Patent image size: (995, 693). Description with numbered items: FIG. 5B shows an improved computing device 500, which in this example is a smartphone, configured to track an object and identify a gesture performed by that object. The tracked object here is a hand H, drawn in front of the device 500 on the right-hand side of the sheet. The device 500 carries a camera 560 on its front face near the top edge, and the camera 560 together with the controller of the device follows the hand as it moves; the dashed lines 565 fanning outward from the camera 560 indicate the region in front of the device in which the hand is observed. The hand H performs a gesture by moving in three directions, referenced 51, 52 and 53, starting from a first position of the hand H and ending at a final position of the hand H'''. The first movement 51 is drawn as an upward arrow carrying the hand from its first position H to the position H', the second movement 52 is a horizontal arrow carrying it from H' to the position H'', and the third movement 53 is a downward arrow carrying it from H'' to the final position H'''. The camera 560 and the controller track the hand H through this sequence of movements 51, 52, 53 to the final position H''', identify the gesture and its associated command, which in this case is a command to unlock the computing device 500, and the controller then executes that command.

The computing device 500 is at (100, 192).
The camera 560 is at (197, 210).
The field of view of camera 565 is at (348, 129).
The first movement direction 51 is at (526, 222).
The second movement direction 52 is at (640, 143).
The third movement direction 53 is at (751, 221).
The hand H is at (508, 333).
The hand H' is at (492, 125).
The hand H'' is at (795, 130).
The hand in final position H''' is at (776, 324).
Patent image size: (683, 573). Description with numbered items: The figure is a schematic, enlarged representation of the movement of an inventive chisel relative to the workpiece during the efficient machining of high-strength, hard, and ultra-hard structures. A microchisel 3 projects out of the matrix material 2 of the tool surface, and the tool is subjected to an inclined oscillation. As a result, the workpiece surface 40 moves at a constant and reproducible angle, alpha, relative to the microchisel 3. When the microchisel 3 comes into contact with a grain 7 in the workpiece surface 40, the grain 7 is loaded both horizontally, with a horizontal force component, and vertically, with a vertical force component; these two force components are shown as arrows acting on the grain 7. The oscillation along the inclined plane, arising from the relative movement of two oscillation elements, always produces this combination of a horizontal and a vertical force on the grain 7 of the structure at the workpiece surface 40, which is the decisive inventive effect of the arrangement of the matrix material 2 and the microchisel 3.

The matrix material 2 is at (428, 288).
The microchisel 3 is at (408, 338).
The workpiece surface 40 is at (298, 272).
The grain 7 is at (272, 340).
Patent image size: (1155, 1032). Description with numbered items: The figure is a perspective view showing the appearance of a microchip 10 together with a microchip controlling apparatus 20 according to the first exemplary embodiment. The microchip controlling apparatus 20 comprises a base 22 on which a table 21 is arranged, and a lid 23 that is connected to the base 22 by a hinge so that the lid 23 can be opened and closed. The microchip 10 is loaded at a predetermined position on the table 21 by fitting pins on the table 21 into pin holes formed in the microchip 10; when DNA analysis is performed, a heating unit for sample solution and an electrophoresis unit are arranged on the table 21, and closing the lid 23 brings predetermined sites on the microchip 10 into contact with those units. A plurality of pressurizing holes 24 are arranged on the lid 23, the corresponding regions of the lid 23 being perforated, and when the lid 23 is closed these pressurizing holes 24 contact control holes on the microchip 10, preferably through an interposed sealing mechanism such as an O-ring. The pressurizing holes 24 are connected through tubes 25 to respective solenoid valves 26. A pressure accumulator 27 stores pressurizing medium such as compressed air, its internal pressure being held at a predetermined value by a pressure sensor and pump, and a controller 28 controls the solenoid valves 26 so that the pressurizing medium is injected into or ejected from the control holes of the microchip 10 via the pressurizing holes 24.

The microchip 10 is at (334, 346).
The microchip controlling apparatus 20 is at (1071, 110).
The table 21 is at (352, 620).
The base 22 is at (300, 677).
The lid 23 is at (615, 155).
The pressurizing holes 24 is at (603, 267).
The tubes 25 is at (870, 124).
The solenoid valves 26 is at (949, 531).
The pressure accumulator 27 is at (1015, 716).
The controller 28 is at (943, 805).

· · · · ·

Exercise description » Reproduce the entries from the line with "Patent image size: (683, 573)." to the line with "The grain 7 is at (272, 340).", substituting "cutting chisel" for "inventive chisel" and leaving everything else unchanged.

Response »
Patent image size: (683, 573). Description with numbered items: The figure is a schematic, enlarged representation of the movement of an cutting chisel relative to the workpiece during the efficient machining of high-strength, hard, and ultra-hard structures. A microchisel 3 projects out of the matrix material 2 of the tool surface, and the tool is subjected to an inclined oscillation. As a result, the workpiece surface 40 moves at a constant and reproducible angle, alpha, relative to the microchisel 3. When the microchisel 3 comes into contact with a grain 7 in the workpiece surface 40, the grain 7 is loaded both horizontally, with a horizontal force component, and vertically, with a vertical force component; these two force components are shown as arrows acting on the grain 7. The oscillation along the inclined plane, arising from the relative movement of two oscillation elements, always produces this combination of a horizontal and a vertical force on the grain 7 of the structure at the workpiece surface 40, which is the decisive inventive effect of the arrangement of the matrix material 2 and the microchisel 3.

The matrix material 2 is at (428, 288).
The microchisel 3 is at (408, 338).
The workpiece surface 40 is at (298, 272).
The grain 7 is at (272, 340).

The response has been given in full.